Records provided.

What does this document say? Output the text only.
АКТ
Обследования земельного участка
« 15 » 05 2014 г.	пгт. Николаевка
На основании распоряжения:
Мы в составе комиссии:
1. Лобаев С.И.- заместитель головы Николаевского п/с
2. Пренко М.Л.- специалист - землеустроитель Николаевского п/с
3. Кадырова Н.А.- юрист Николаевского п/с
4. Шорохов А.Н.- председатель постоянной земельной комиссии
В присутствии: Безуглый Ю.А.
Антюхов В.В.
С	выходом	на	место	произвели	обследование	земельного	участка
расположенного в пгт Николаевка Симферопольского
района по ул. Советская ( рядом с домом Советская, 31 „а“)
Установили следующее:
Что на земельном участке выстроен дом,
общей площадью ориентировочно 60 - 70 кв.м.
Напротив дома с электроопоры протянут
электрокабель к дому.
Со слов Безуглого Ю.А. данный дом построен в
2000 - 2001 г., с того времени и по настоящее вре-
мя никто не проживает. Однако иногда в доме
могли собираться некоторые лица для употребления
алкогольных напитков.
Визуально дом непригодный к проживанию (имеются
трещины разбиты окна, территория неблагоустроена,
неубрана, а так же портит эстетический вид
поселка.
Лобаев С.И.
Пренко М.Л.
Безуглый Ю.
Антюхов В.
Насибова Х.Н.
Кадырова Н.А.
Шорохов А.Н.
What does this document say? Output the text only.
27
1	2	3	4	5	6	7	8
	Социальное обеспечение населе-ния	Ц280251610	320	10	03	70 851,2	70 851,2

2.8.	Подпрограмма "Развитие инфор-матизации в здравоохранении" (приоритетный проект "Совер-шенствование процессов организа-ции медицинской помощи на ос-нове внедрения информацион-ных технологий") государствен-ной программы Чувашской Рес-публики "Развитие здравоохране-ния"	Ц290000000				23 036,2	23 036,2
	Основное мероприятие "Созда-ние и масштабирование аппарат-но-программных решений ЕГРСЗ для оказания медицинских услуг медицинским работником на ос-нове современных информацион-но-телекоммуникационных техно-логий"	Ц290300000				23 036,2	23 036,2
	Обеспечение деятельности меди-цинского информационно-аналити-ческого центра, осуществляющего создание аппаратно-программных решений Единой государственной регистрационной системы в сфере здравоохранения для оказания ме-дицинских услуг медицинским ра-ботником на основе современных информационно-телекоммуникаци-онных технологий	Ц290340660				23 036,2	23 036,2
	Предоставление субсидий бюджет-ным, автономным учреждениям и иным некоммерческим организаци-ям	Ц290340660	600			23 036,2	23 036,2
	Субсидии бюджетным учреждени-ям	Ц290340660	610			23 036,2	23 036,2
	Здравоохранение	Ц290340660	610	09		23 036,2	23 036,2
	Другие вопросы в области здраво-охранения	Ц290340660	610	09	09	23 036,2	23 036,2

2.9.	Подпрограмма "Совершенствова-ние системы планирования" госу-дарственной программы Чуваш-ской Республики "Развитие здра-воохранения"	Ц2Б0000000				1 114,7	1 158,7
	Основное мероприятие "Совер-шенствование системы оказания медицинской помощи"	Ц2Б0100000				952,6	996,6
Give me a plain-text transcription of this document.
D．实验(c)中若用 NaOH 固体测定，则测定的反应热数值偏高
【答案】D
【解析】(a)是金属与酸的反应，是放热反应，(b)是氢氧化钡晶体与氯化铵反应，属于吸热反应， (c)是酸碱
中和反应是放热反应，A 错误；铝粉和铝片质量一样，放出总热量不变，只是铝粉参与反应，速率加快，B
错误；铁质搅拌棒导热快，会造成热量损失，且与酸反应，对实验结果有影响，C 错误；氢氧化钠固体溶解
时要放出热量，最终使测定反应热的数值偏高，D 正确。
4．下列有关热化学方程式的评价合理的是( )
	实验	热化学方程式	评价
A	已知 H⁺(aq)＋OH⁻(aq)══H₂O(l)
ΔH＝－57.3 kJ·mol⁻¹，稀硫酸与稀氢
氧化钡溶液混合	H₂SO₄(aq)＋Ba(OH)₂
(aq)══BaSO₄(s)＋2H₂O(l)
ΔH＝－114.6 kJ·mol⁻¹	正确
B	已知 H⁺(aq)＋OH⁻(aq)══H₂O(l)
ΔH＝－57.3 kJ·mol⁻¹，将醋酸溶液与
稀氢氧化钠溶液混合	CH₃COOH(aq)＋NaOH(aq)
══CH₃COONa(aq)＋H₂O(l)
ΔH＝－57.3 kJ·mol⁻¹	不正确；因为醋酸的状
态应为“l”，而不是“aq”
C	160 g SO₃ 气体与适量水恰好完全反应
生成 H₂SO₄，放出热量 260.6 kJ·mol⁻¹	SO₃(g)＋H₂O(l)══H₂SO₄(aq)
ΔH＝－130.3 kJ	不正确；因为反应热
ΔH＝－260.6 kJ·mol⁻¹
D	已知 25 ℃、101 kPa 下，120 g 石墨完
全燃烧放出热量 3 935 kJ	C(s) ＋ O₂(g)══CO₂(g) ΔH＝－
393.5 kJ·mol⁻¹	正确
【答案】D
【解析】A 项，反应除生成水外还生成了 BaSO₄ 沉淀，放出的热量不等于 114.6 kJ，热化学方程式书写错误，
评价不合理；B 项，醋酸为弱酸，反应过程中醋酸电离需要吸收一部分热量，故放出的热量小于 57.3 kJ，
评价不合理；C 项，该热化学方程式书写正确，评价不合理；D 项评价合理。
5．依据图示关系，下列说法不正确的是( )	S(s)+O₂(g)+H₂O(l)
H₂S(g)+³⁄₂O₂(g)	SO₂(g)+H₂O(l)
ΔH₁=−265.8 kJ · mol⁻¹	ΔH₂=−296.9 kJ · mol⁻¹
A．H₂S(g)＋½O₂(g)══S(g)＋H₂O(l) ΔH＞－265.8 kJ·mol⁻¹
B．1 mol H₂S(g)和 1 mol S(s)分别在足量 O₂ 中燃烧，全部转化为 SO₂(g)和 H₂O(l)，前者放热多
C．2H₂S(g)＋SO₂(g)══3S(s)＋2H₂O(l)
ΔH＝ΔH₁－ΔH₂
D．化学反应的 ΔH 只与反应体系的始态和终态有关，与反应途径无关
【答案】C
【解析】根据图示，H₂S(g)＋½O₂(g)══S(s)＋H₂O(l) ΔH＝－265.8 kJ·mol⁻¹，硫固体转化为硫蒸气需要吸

Direction. Repeat every entry exactly as written above.

Reply to the task.
What does this document say? Output the text only.
АКТ
Обследования земельного участка
« 15 » 05 2014 г.	пгт. Николаевка
На основании распоряжения:
Мы в составе комиссии:
1. Лобаев С.И.- заместитель головы Николаевского п/с
2. Пренко М.Л.- специалист - землеустроитель Николаевского п/с
3. Кадырова Н.А.- юрист Николаевского п/с
4. Шорохов А.Н.- председатель постоянной земельной комиссии
В присутствии: Безуглый Ю.А.
Антюхов В.В.
С	выходом	на	место	произвели	обследование	земельного	участка
расположенного в пгт Николаевка Симферопольского
района по ул. Советская ( рядом с домом Советская, 31 „а“)
Установили следующее:
Что на земельном участке выстроен дом,
общей площадью ориентировочно 60 - 70 кв.м.
Напротив дома с электроопоры протянут
электрокабель к дому.
Со слов Безуглого Ю.А. данный дом построен в
2000 - 2001 г., с того времени и по настоящее вре-
мя никто не проживает. Однако иногда в доме
могли собираться некоторые лица для употребления
алкогольных напитков.
Визуально дом непригодный к проживанию (имеются
трещины разбиты окна, территория неблагоустроена,
неубрана, а так же портит эстетический вид
поселка.
Лобаев С.И.
Пренко М.Л.
Безуглый Ю.
Антюхов В.
Насибова Х.Н.
Кадырова Н.А.
Шорохов А.Н.
What does this document say? Output the text only.
27
1	2	3	4	5	6	7	8
	Социальное обеспечение населе-ния	Ц280251610	320	10	03	70 851,2	70 851,2

2.8.	Подпрограмма "Развитие инфор-матизации в здравоохранении" (приоритетный проект "Совер-шенствование процессов организа-ции медицинской помощи на ос-нове внедрения информацион-ных технологий") государствен-ной программы Чувашской Рес-публики "Развитие здравоохране-ния"	Ц290000000				23 036,2	23 036,2
	Основное мероприятие "Созда-ние и масштабирование аппарат-но-программных решений ЕГРСЗ для оказания медицинских услуг медицинским работником на ос-нове современных информацион-но-телекоммуникационных техно-логий"	Ц290300000				23 036,2	23 036,2
	Обеспечение деятельности меди-цинского информационно-аналити-ческого центра, осуществляющего создание аппаратно-программных решений Единой государственной регистрационной системы в сфере здравоохранения для оказания ме-дицинских услуг медицинским ра-ботником на основе современных информационно-телекоммуникаци-онных технологий	Ц290340660				23 036,2	23 036,2
	Предоставление субсидий бюджет-ным, автономным учреждениям и иным некоммерческим организаци-ям	Ц290340660	600			23 036,2	23 036,2
	Субсидии бюджетным учреждени-ям	Ц290340660	610			23 036,2	23 036,2
	Здравоохранение	Ц290340660	610	09		23 036,2	23 036,2
	Другие вопросы в области здраво-охранения	Ц290340660	610	09	09	23 036,2	23 036,2

2.9.	Подпрограмма "Совершенствова-ние системы планирования" госу-дарственной программы Чуваш-ской Республики "Развитие здра-воохранения"	Ц2Б0000000				1 114,7	1 158,7
	Основное мероприятие "Совер-шенствование системы оказания медицинской помощи"	Ц2Б0100000				952,6	996,6
Give me a plain-text transcription of this document.
D．实验(c)中若用 NaOH 固体测定，则测定的反应热数值偏高
【答案】D
【解析】(a)是金属与酸的反应，是放热反应，(b)是氢氧化钡晶体与氯化铵反应，属于吸热反应， (c)是酸碱
中和反应是放热反应，A 错误；铝粉和铝片质量一样，放出总热量不变，只是铝粉参与反应，速率加快，B
错误；铁质搅拌棒导热快，会造成热量损失，且与酸反应，对实验结果有影响，C 错误；氢氧化钠固体溶解
时要放出热量，最终使测定反应热的数值偏高，D 正确。
4．下列有关热化学方程式的评价合理的是( )
	实验	热化学方程式	评价
A	已知 H⁺(aq)＋OH⁻(aq)══H₂O(l)
ΔH＝－57.3 kJ·mol⁻¹，稀硫酸与稀氢
氧化钡溶液混合	H₂SO₄(aq)＋Ba(OH)₂
(aq)══BaSO₄(s)＋2H₂O(l)
ΔH＝－114.6 kJ·mol⁻¹	正确
B	已知 H⁺(aq)＋OH⁻(aq)══H₂O(l)
ΔH＝－57.3 kJ·mol⁻¹，将醋酸溶液与
稀氢氧化钠溶液混合	CH₃COOH(aq)＋NaOH(aq)
══CH₃COONa(aq)＋H₂O(l)
ΔH＝－57.3 kJ·mol⁻¹	不正确；因为醋酸的状
态应为“l”，而不是“aq”
C	160 g SO₃ 气体与适量水恰好完全反应
生成 H₂SO₄，放出热量 260.6 kJ·mol⁻¹	SO₃(g)＋H₂O(l)══H₂SO₄(aq)
ΔH＝－130.3 kJ	不正确；因为反应热
ΔH＝－260.6 kJ·mol⁻¹
D	已知 25 ℃、101 kPa 下，120 g 石墨完
全燃烧放出热量 3 935 kJ	C(s) ＋ O₂(g)══CO₂(g) ΔH＝－
393.5 kJ·mol⁻¹	正确
【答案】D
【解析】A 项，反应除生成水外还生成了 BaSO₄ 沉淀，放出的热量不等于 114.6 kJ，热化学方程式书写错误，
评价不合理；B 项，醋酸为弱酸，反应过程中醋酸电离需要吸收一部分热量，故放出的热量小于 57.3 kJ，
评价不合理；C 项，该热化学方程式书写正确，评价不合理；D 项评价合理。
5．依据图示关系，下列说法不正确的是( )	S(s)+O₂(g)+H₂O(l)
H₂S(g)+³⁄₂O₂(g)	SO₂(g)+H₂O(l)
ΔH₁=−265.8 kJ · mol⁻¹	ΔH₂=−296.9 kJ · mol⁻¹
A．H₂S(g)＋½O₂(g)══S(g)＋H₂O(l) ΔH＞－265.8 kJ·mol⁻¹
B．1 mol H₂S(g)和 1 mol S(s)分别在足量 O₂ 中燃烧，全部转化为 SO₂(g)和 H₂O(l)，前者放热多
C．2H₂S(g)＋SO₂(g)══3S(s)＋2H₂O(l)
ΔH＝ΔH₁－ΔH₂
D．化学反应的 ΔH 只与反应体系的始态和终态有关，与反应途径无关
【答案】C
【解析】根据图示，H₂S(g)＋½O₂(g)══S(s)＋H₂O(l) ΔH＝－265.8 kJ·mol⁻¹，硫固体转化为硫蒸气需要吸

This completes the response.